> Problem requirements
Report how many lines in the records hold the string "tnfr"; give the number and nothing else.

(Dataset records Opens)

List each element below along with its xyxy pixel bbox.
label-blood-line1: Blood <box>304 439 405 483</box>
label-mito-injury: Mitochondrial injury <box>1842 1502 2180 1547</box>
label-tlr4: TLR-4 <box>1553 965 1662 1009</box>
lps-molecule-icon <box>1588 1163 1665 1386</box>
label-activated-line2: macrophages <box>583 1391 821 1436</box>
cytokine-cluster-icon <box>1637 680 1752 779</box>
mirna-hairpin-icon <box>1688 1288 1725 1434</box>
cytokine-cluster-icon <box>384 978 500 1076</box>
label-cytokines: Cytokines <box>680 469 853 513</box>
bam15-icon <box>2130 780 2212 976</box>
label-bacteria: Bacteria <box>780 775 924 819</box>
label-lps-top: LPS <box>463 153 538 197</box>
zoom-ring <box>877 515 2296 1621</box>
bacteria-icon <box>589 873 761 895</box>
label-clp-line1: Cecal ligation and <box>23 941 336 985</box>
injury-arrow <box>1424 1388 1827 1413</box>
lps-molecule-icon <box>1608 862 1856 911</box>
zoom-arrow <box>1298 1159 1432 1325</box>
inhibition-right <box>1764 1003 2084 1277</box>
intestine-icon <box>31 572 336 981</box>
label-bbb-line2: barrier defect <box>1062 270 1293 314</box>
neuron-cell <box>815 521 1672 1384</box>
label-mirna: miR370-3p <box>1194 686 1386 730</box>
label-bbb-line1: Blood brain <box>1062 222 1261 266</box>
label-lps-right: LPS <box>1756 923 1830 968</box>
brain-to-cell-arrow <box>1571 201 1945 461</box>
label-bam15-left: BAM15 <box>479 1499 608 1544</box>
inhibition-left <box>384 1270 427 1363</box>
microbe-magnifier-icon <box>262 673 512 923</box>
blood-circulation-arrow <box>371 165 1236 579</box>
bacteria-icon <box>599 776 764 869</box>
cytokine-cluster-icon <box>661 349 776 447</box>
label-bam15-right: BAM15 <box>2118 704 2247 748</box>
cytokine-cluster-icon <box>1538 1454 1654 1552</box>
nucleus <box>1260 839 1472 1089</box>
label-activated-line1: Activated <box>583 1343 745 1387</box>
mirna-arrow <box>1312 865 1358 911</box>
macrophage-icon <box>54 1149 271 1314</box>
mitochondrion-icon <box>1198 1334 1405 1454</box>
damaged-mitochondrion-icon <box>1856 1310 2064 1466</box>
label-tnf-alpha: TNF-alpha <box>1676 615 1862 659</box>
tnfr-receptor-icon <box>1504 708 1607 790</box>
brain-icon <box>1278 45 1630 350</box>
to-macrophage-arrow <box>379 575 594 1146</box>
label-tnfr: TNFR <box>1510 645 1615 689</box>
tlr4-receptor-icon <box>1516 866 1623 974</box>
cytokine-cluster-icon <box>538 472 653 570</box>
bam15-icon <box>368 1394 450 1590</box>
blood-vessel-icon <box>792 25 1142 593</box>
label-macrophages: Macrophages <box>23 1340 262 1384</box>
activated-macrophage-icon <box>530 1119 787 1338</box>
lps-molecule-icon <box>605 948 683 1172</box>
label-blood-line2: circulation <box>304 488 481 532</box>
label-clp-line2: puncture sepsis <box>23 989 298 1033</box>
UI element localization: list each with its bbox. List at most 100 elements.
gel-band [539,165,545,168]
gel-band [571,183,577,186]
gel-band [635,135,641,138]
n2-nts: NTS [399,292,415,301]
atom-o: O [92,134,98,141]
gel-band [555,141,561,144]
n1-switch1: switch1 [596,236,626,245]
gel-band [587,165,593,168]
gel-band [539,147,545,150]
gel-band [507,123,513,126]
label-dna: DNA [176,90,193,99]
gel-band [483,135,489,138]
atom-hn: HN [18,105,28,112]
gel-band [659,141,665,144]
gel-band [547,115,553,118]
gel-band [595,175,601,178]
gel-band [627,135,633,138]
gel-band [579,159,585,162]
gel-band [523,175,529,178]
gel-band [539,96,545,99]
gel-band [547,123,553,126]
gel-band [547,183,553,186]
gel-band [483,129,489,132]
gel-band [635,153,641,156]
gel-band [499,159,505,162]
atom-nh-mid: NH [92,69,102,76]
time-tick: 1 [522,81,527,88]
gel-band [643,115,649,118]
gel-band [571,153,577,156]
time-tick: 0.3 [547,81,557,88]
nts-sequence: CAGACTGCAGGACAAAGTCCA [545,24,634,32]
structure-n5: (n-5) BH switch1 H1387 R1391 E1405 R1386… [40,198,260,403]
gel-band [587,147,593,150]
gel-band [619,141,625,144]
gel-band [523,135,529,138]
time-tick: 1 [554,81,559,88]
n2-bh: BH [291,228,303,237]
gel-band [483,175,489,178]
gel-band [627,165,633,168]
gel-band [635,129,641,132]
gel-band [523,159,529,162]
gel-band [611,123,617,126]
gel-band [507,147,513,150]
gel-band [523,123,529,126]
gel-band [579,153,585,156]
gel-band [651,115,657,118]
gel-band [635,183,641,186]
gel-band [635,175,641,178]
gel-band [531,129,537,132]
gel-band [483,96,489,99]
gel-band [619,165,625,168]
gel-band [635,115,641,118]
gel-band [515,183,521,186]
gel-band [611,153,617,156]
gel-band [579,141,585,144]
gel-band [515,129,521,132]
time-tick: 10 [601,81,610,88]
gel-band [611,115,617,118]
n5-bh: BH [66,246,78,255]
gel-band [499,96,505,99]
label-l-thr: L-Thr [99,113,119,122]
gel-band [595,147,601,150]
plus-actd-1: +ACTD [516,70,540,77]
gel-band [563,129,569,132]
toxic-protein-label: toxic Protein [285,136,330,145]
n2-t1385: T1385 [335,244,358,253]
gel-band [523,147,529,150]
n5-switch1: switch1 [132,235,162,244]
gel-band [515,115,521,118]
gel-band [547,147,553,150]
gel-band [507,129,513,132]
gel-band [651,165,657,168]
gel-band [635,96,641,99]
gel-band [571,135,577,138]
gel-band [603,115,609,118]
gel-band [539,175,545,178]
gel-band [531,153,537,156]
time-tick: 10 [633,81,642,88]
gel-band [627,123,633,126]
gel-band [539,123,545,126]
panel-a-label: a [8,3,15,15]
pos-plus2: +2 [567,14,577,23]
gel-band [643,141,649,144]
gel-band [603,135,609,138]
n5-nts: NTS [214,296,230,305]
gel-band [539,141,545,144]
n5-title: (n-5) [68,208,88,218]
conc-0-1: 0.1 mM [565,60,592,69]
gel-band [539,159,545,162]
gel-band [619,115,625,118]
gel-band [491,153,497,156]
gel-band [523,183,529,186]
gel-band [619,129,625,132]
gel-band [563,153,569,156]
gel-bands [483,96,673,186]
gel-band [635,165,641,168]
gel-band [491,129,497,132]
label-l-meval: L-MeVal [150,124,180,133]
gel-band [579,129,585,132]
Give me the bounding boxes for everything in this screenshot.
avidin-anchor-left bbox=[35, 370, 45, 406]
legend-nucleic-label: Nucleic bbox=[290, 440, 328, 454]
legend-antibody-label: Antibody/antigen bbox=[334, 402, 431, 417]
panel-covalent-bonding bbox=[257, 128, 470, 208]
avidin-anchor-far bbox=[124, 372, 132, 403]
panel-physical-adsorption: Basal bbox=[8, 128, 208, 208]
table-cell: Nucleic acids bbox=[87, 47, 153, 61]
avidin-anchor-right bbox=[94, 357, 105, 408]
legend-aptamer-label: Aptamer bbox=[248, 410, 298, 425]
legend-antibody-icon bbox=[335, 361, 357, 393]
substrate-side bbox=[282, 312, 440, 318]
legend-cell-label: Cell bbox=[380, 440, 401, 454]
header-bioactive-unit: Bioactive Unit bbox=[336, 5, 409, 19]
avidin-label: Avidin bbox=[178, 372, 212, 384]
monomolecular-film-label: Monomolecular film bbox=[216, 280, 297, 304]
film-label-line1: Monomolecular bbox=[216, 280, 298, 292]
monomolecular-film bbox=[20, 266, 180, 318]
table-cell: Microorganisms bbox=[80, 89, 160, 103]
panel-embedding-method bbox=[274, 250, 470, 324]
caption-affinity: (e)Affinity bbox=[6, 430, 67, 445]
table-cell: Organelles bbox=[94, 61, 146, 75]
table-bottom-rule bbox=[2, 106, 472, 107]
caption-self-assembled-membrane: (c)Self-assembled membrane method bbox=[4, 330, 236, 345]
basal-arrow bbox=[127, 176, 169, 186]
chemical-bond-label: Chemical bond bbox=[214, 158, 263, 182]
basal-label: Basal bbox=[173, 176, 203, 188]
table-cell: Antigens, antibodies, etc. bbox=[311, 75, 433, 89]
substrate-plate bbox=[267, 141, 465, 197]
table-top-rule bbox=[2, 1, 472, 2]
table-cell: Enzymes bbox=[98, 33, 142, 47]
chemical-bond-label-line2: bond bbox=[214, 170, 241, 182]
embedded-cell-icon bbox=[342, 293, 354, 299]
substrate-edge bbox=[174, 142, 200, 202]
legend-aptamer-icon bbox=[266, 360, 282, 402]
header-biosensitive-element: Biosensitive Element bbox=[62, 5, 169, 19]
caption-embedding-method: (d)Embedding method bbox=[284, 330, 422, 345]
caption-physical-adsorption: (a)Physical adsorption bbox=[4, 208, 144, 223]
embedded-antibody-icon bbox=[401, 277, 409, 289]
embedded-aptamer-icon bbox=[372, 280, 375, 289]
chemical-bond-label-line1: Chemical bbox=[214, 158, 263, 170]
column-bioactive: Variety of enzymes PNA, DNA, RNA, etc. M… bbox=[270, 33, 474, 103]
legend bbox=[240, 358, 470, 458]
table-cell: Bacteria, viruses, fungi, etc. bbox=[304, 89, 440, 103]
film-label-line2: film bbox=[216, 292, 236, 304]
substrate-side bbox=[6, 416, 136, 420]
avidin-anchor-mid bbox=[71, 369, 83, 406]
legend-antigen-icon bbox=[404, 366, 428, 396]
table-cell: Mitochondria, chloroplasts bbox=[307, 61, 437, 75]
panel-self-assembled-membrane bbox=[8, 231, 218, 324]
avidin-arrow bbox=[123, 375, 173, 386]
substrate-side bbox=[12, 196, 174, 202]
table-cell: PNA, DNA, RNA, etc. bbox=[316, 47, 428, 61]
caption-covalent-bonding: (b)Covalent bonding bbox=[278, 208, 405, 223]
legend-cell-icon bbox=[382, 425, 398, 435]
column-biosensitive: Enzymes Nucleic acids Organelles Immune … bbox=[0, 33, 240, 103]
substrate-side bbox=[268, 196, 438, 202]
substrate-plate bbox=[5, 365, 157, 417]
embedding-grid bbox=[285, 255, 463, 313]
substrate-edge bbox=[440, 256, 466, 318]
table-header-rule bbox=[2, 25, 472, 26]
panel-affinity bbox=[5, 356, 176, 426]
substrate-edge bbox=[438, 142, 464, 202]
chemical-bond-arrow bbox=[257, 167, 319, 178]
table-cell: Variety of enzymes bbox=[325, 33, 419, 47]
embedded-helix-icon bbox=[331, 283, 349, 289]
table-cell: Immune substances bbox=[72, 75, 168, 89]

(Dataset records Closes)

> Answer to this task
2